- **Short problem**: In the following material, identify every line holding the string "type" and return it.
===
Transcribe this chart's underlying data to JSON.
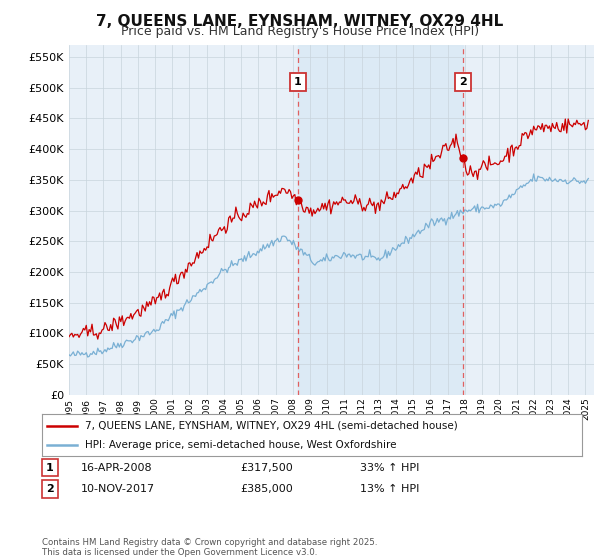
{
  "title": "7, QUEENS LANE, EYNSHAM, WITNEY, OX29 4HL",
  "subtitle": "Price paid vs. HM Land Registry's House Price Index (HPI)",
  "ylim": [
    0,
    570000
  ],
  "yticks": [
    0,
    50000,
    100000,
    150000,
    200000,
    250000,
    300000,
    350000,
    400000,
    450000,
    500000,
    550000
  ],
  "ytick_labels": [
    "£0",
    "£50K",
    "£100K",
    "£150K",
    "£200K",
    "£250K",
    "£300K",
    "£350K",
    "£400K",
    "£450K",
    "£500K",
    "£550K"
  ],
  "line1_color": "#cc0000",
  "line2_color": "#7ab0d4",
  "line1_label": "7, QUEENS LANE, EYNSHAM, WITNEY, OX29 4HL (semi-detached house)",
  "line2_label": "HPI: Average price, semi-detached house, West Oxfordshire",
  "sale1_date_label": "16-APR-2008",
  "sale1_price": 317500,
  "sale1_pct": "33% ↑ HPI",
  "sale2_date_label": "10-NOV-2017",
  "sale2_price": 385000,
  "sale2_pct": "13% ↑ HPI",
  "footer": "Contains HM Land Registry data © Crown copyright and database right 2025.\nThis data is licensed under the Open Government Licence v3.0.",
  "bg_color": "#ffffff",
  "plot_bg_color": "#e8f0f8",
  "vline_color": "#e06060",
  "vfill_color": "#d8e8f4",
  "grid_color": "#c8d4dc",
  "title_fontsize": 11,
  "subtitle_fontsize": 9,
  "tick_fontsize": 8
}
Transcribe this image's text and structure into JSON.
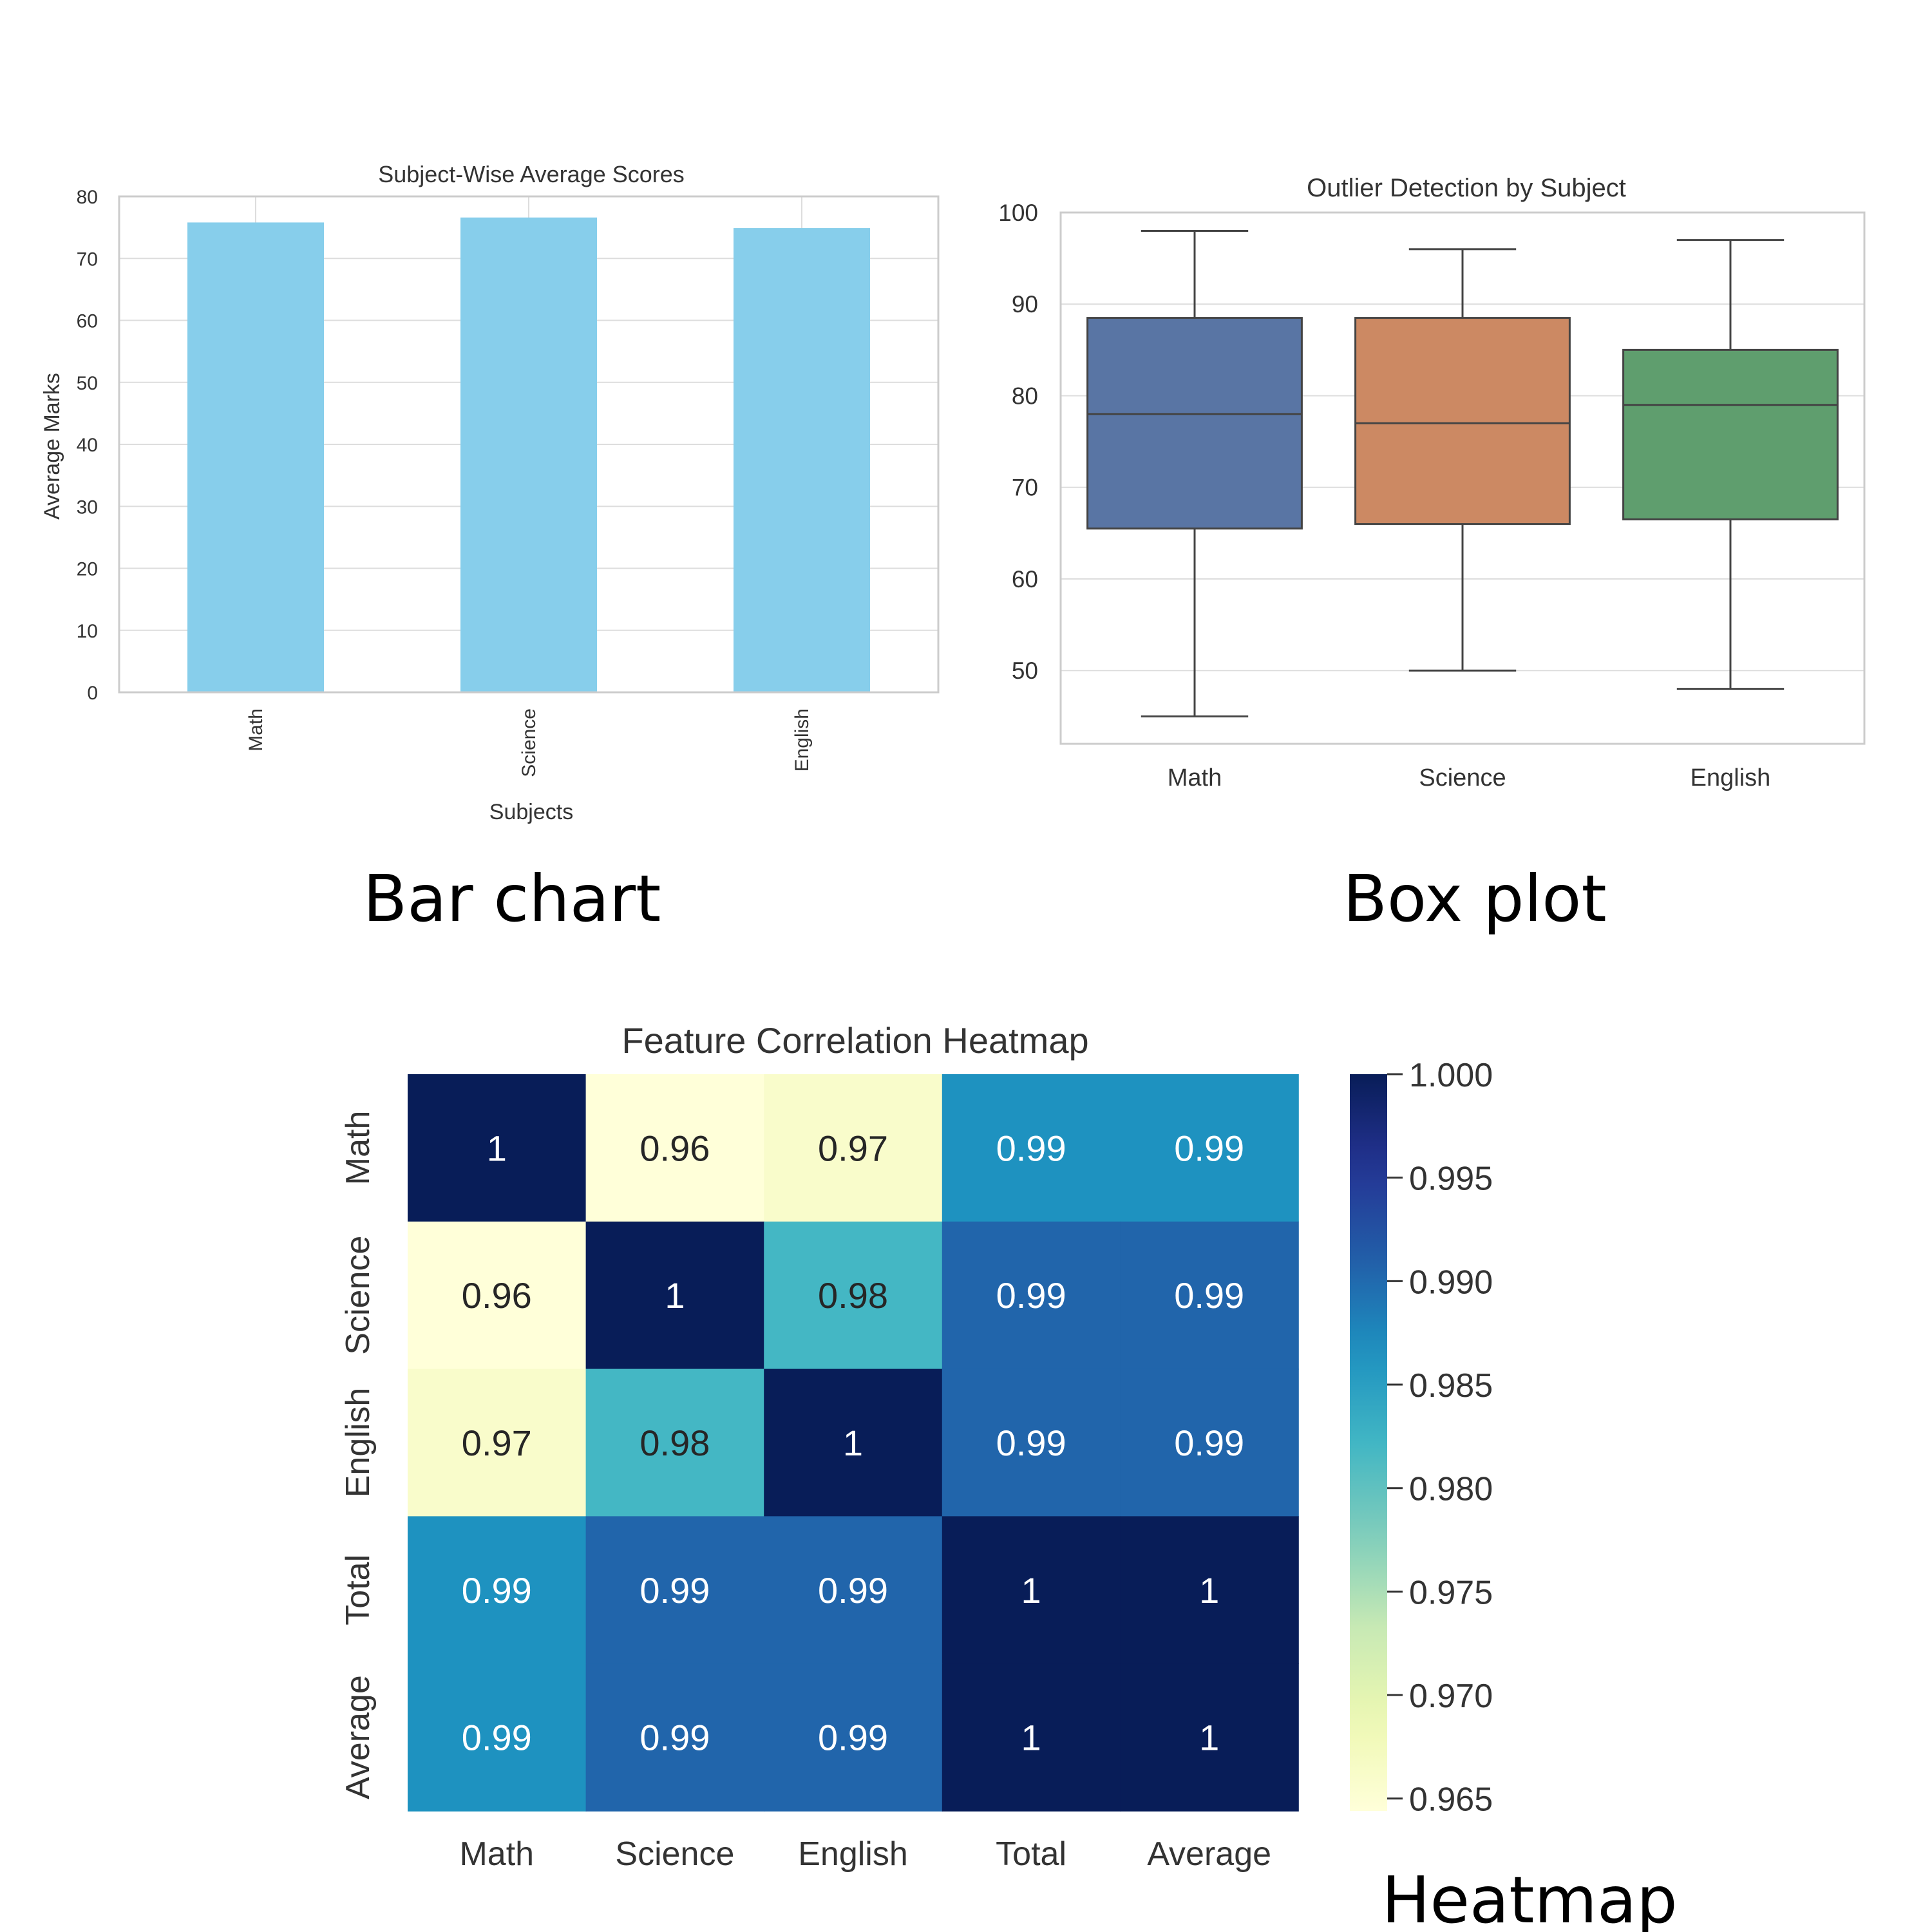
{
  "captions": {
    "bar": "Bar chart",
    "box": "Box plot",
    "heat": "Heatmap"
  },
  "chart_data": [
    {
      "type": "bar",
      "title": "Subject-Wise Average Scores",
      "xlabel": "Subjects",
      "ylabel": "Average Marks",
      "categories": [
        "Math",
        "Science",
        "English"
      ],
      "values": [
        75.8,
        76.6,
        74.9
      ],
      "ylim": [
        0,
        80
      ],
      "yticks": [
        0,
        10,
        20,
        30,
        40,
        50,
        60,
        70,
        80
      ],
      "color": "#87CEEB",
      "grid": true
    },
    {
      "type": "box",
      "title": "Outlier Detection by Subject",
      "categories": [
        "Math",
        "Science",
        "English"
      ],
      "boxes": [
        {
          "min": 45,
          "q1": 65.5,
          "median": 78,
          "q3": 88.5,
          "max": 98,
          "color": "#5975A4"
        },
        {
          "min": 50,
          "q1": 66,
          "median": 77,
          "q3": 88.5,
          "max": 96,
          "color": "#CC8963"
        },
        {
          "min": 48,
          "q1": 66.5,
          "median": 79,
          "q3": 85,
          "max": 97,
          "color": "#5F9E6E"
        }
      ],
      "ylim": [
        42,
        100
      ],
      "yticks": [
        50,
        60,
        70,
        80,
        90,
        100
      ],
      "grid": true
    },
    {
      "type": "heatmap",
      "title": "Feature Correlation Heatmap",
      "rows": [
        "Math",
        "Science",
        "English",
        "Total",
        "Average"
      ],
      "cols": [
        "Math",
        "Science",
        "English",
        "Total",
        "Average"
      ],
      "values": [
        [
          1.0,
          0.962,
          0.966,
          0.9865,
          0.9865
        ],
        [
          0.962,
          1.0,
          0.982,
          0.9905,
          0.9905
        ],
        [
          0.966,
          0.982,
          1.0,
          0.9905,
          0.9905
        ],
        [
          0.9865,
          0.9905,
          0.9905,
          1.0,
          1.0
        ],
        [
          0.9865,
          0.9905,
          0.9905,
          1.0,
          1.0
        ]
      ],
      "annotations": [
        [
          "1",
          "0.96",
          "0.97",
          "0.99",
          "0.99"
        ],
        [
          "0.96",
          "1",
          "0.98",
          "0.99",
          "0.99"
        ],
        [
          "0.97",
          "0.98",
          "1",
          "0.99",
          "0.99"
        ],
        [
          "0.99",
          "0.99",
          "0.99",
          "1",
          "1"
        ],
        [
          "0.99",
          "0.99",
          "0.99",
          "1",
          "1"
        ]
      ],
      "colormap": "YlGnBu",
      "vmin": 0.9644,
      "vmax": 1.0,
      "colorbar_ticks": [
        "1.000",
        "0.995",
        "0.990",
        "0.985",
        "0.980",
        "0.975",
        "0.970",
        "0.965"
      ]
    }
  ]
}
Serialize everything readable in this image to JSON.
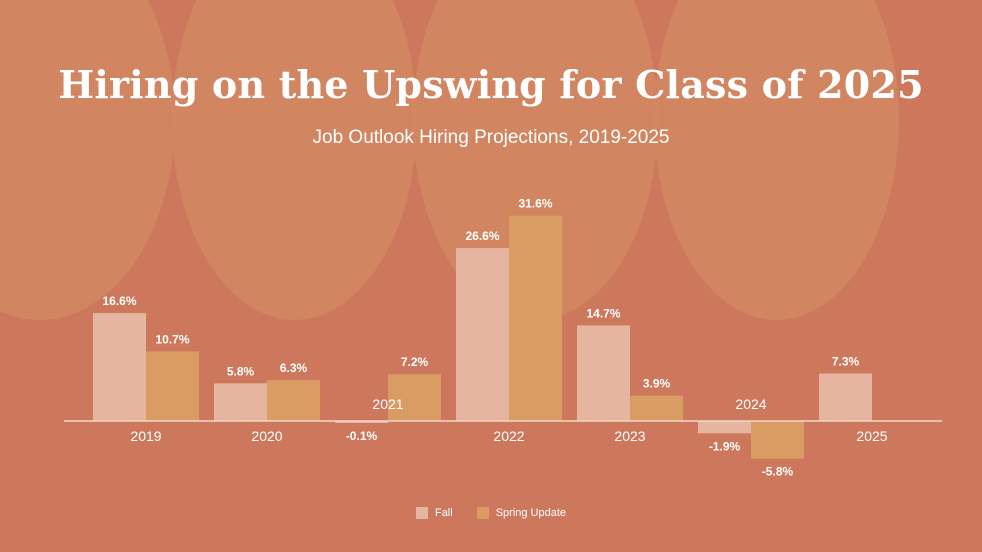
{
  "title": "Hiring on the Upswing for Class of 2025",
  "subtitle": "Job Outlook Hiring Projections, 2019-2025",
  "colors": {
    "background": "#cd785d",
    "fall": "#e6b59f",
    "spring": "#d99c63",
    "text": "#ffffff"
  },
  "chart_data": {
    "type": "bar",
    "title": "Hiring on the Upswing for Class of 2025",
    "subtitle": "Job Outlook Hiring Projections, 2019-2025",
    "categories": [
      "2019",
      "2020",
      "2021",
      "2022",
      "2023",
      "2024",
      "2025"
    ],
    "series": [
      {
        "name": "Fall",
        "values": [
          16.6,
          5.8,
          -0.1,
          26.6,
          14.7,
          -1.9,
          7.3
        ],
        "labels": [
          "16.6%",
          "5.8%",
          "-0.1%",
          "26.6%",
          "14.7%",
          "-1.9%",
          "7.3%"
        ]
      },
      {
        "name": "Spring Update",
        "values": [
          10.7,
          6.3,
          7.2,
          31.6,
          3.9,
          -5.8,
          null
        ],
        "labels": [
          "10.7%",
          "6.3%",
          "7.2%",
          "31.6%",
          "3.9%",
          "-5.8%",
          ""
        ]
      }
    ],
    "ylim": [
      -10,
      35
    ],
    "grid": false,
    "legend": "bottom-center"
  }
}
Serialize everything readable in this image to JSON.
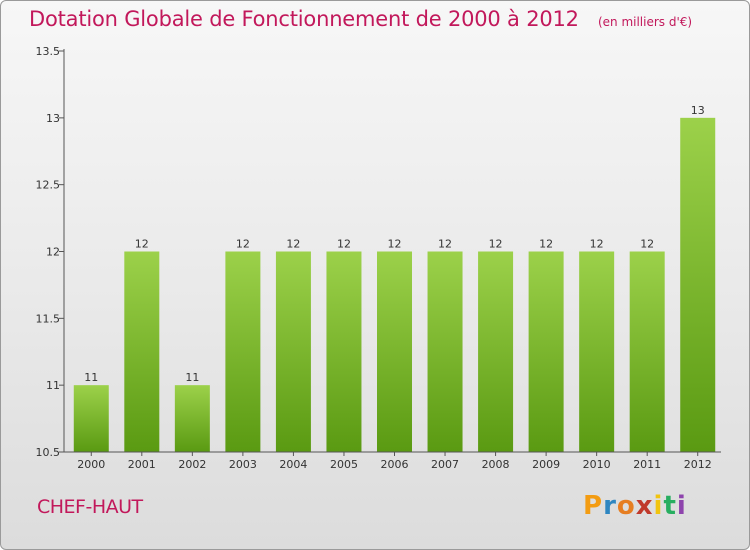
{
  "header": {
    "title": "Dotation Globale de Fonctionnement de 2000 à 2012",
    "subtitle": "(en milliers d'€)"
  },
  "footer": {
    "commune": "CHEF-HAUT",
    "logo_letters": [
      "P",
      "r",
      "o",
      "x",
      "i",
      "t",
      "i"
    ],
    "logo_colors": [
      "#f39c12",
      "#2e86c1",
      "#e67e22",
      "#c0392b",
      "#f1c40f",
      "#27ae60",
      "#8e44ad"
    ]
  },
  "chart_data": {
    "type": "bar",
    "categories": [
      "2000",
      "2001",
      "2002",
      "2003",
      "2004",
      "2005",
      "2006",
      "2007",
      "2008",
      "2009",
      "2010",
      "2011",
      "2012"
    ],
    "values": [
      11,
      12,
      11,
      12,
      12,
      12,
      12,
      12,
      12,
      12,
      12,
      12,
      13
    ],
    "data_labels": [
      "11",
      "12",
      "11",
      "12",
      "12",
      "12",
      "12",
      "12",
      "12",
      "12",
      "12",
      "12",
      "13"
    ],
    "yticks": [
      "10.5",
      "11",
      "11.5",
      "12",
      "12.5",
      "13",
      "13.5"
    ],
    "ylim": [
      10.5,
      13.5
    ],
    "grid": false,
    "colors": {
      "bar_top": "#9cd14a",
      "bar_bottom": "#5a9a12",
      "axis": "#555555",
      "tick_text": "#333333",
      "title": "#c2185b"
    }
  }
}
===
- **Answer to the problem**:
      "type": "bar",
      "type": "box",
      "type": "heatmap",
    "type": "bar",
    "type": "bar",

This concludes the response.